>> BEGIN DATA EXCERPTS

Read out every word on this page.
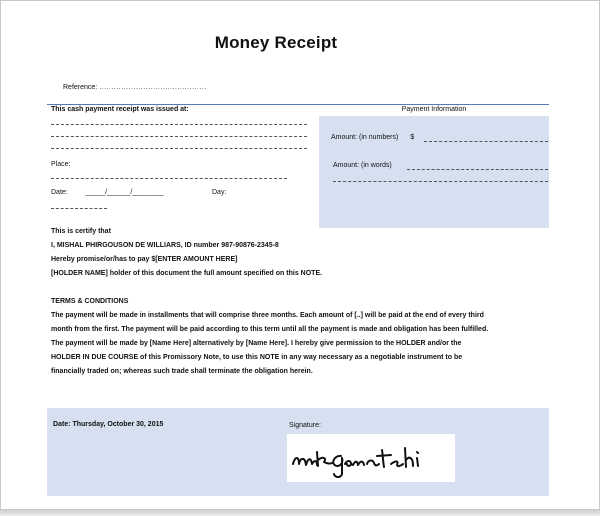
Money Receipt
Reference: ............................................
This cash payment receipt was issued at:
Place:
Date:	_____/______/________	Day:
Payment Information
Amount: (in numbers) $
Amount: (in words)
This is certify that
I, MISHAL PHIRGOUSON DE WILLIARS, ID number 987-90876-2345-8
Hereby promise/or/has to pay $[ENTER AMOUNT HERE]
[HOLDER NAME] holder of this document the full amount specified on this NOTE.
TERMS & CONDITIONS
The payment will be made in installments that will comprise three months. Each amount of [..] will be paid at the end of every third
month from the first. The payment will be paid according to this term until all the payment is made and obligation has been fulfilled.
The payment will be made by [Name Here] alternatively by [Name Here]. I hereby give permission to the HOLDER and/or the
HOLDER IN DUE COURSE of this Promissory Note, to use this NOTE in any way necessary as a negotiable instrument to be
financially traded on; whereas such trade shall terminate the obligation herein.
Date: Thursday, October 30, 2015	Signature:
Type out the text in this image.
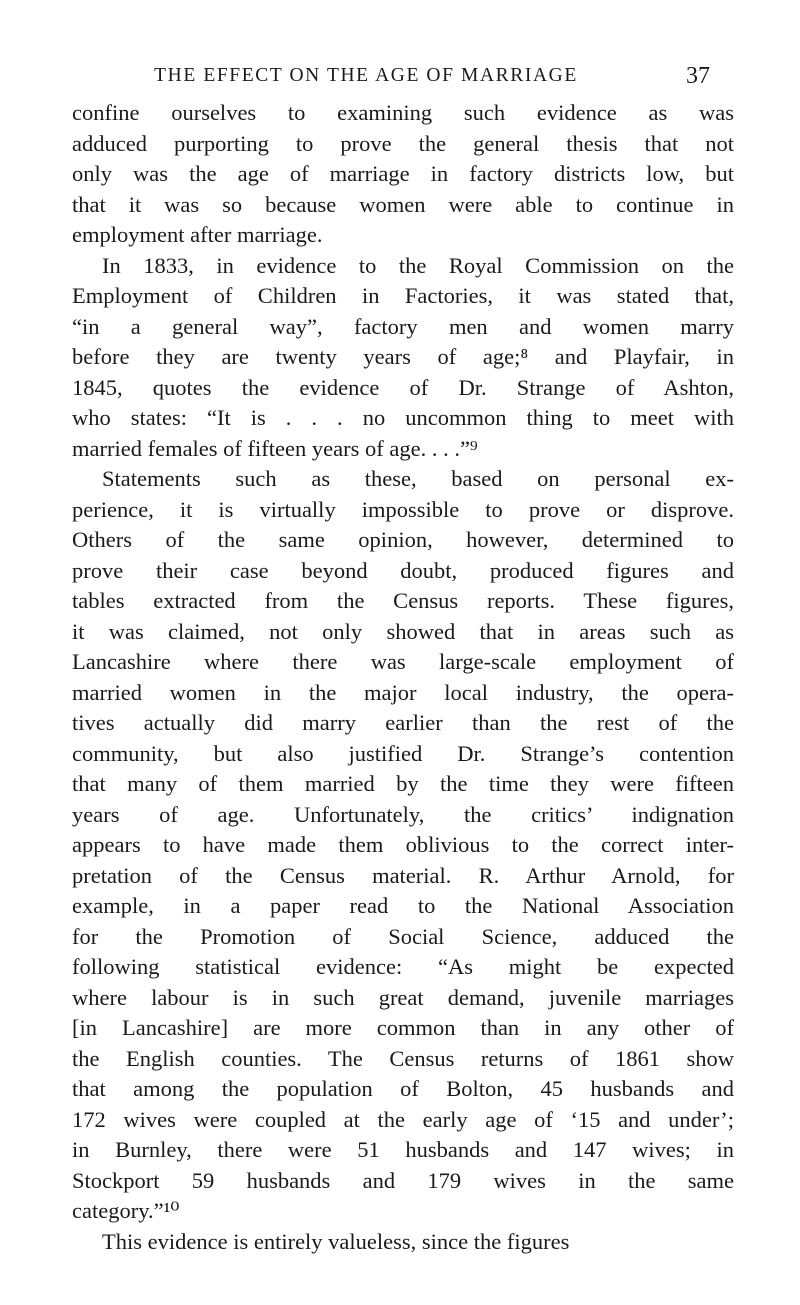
THE EFFECT ON THE AGE OF MARRIAGE	37
confine ourselves to examining such evidence as was
adduced purporting to prove the general thesis that not
only was the age of marriage in factory districts low, but
that it was so because women were able to continue in
employment after marriage.
In 1833, in evidence to the Royal Commission on the
Employment of Children in Factories, it was stated that,
“in a general way”, factory men and women marry
before they are twenty years of age;⁸ and Playfair, in
1845, quotes the evidence of Dr. Strange of Ashton,
who states: “It is . . . no uncommon thing to meet with
married females of fifteen years of age. . . .”⁹
Statements such as these, based on personal ex-
perience, it is virtually impossible to prove or disprove.
Others of the same opinion, however, determined to
prove their case beyond doubt, produced figures and
tables extracted from the Census reports. These figures,
it was claimed, not only showed that in areas such as
Lancashire where there was large-scale employment of
married women in the major local industry, the opera-
tives actually did marry earlier than the rest of the
community, but also justified Dr. Strange’s contention
that many of them married by the time they were fifteen
years of age. Unfortunately, the critics’ indignation
appears to have made them oblivious to the correct inter-
pretation of the Census material. R. Arthur Arnold, for
example, in a paper read to the National Association
for the Promotion of Social Science, adduced the
following statistical evidence: “As might be expected
where labour is in such great demand, juvenile marriages
[in Lancashire] are more common than in any other of
the English counties. The Census returns of 1861 show
that among the population of Bolton, 45 husbands and
172 wives were coupled at the early age of ‘15 and under’;
in Burnley, there were 51 husbands and 147 wives; in
Stockport 59 husbands and 179 wives in the same
category.”¹⁰
This evidence is entirely valueless, since the figures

>> END DATA EXCERPTS

TASK TO CARRY OUT> Leave out the pictures and copy everything else in the records word for word.

ANSWER IN FULL>
Read out every word on this page.
Money Receipt
Reference: ............................................
This cash payment receipt was issued at:
Place:
Date:	_____/______/________	Day:
Payment Information
Amount: (in numbers) $
Amount: (in words)
This is certify that
I, MISHAL PHIRGOUSON DE WILLIARS, ID number 987-90876-2345-8
Hereby promise/or/has to pay $[ENTER AMOUNT HERE]
[HOLDER NAME] holder of this document the full amount specified on this NOTE.
TERMS & CONDITIONS
The payment will be made in installments that will comprise three months. Each amount of [..] will be paid at the end of every third
month from the first. The payment will be paid according to this term until all the payment is made and obligation has been fulfilled.
The payment will be made by [Name Here] alternatively by [Name Here]. I hereby give permission to the HOLDER and/or the
HOLDER IN DUE COURSE of this Promissory Note, to use this NOTE in any way necessary as a negotiable instrument to be
financially traded on; whereas such trade shall terminate the obligation herein.
Date: Thursday, October 30, 2015	Signature:
Type out the text in this image.
THE EFFECT ON THE AGE OF MARRIAGE	37
confine ourselves to examining such evidence as was
adduced purporting to prove the general thesis that not
only was the age of marriage in factory districts low, but
that it was so because women were able to continue in
employment after marriage.
In 1833, in evidence to the Royal Commission on the
Employment of Children in Factories, it was stated that,
“in a general way”, factory men and women marry
before they are twenty years of age;⁸ and Playfair, in
1845, quotes the evidence of Dr. Strange of Ashton,
who states: “It is . . . no uncommon thing to meet with
married females of fifteen years of age. . . .”⁹
Statements such as these, based on personal ex-
perience, it is virtually impossible to prove or disprove.
Others of the same opinion, however, determined to
prove their case beyond doubt, produced figures and
tables extracted from the Census reports. These figures,
it was claimed, not only showed that in areas such as
Lancashire where there was large-scale employment of
married women in the major local industry, the opera-
tives actually did marry earlier than the rest of the
community, but also justified Dr. Strange’s contention
that many of them married by the time they were fifteen
years of age. Unfortunately, the critics’ indignation
appears to have made them oblivious to the correct inter-
pretation of the Census material. R. Arthur Arnold, for
example, in a paper read to the National Association
for the Promotion of Social Science, adduced the
following statistical evidence: “As might be expected
where labour is in such great demand, juvenile marriages
[in Lancashire] are more common than in any other of
the English counties. The Census returns of 1861 show
that among the population of Bolton, 45 husbands and
172 wives were coupled at the early age of ‘15 and under’;
in Burnley, there were 51 husbands and 147 wives; in
Stockport 59 husbands and 179 wives in the same
category.”¹⁰
This evidence is entirely valueless, since the figures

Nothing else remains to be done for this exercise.